══ EXERCISE MATERIALS

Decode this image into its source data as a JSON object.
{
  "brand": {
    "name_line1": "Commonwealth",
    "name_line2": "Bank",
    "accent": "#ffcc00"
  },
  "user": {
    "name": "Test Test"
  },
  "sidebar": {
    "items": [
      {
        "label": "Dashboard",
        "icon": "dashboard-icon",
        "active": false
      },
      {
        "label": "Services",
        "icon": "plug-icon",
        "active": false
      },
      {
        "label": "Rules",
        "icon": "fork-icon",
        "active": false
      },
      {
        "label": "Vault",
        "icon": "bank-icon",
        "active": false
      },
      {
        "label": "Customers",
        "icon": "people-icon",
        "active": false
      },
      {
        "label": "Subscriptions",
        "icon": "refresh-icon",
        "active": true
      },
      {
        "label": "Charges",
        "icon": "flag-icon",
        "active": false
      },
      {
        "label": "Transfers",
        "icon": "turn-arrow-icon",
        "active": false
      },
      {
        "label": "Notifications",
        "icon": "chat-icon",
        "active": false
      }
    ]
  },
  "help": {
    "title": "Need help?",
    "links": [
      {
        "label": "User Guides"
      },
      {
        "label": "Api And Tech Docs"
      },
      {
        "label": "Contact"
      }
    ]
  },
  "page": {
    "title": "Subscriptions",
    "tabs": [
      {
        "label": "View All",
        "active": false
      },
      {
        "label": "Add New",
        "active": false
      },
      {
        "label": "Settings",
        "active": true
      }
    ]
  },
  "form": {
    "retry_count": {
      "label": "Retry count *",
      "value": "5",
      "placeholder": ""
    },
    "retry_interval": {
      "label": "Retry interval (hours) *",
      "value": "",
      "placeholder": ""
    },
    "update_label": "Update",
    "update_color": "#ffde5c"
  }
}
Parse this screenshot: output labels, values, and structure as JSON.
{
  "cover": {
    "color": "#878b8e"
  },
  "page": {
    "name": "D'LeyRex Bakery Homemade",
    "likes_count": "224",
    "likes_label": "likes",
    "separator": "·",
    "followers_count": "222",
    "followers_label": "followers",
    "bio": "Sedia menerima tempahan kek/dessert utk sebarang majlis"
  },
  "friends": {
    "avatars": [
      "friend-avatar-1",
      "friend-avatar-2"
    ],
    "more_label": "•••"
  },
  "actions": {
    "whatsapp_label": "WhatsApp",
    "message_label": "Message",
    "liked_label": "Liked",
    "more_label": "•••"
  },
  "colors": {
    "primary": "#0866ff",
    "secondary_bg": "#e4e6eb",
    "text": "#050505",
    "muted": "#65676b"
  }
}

════

## EXERCISE
Across the records, count the lines holding the string "Subscriptions". Give the number and stop.

## EXERCISE RESULT
2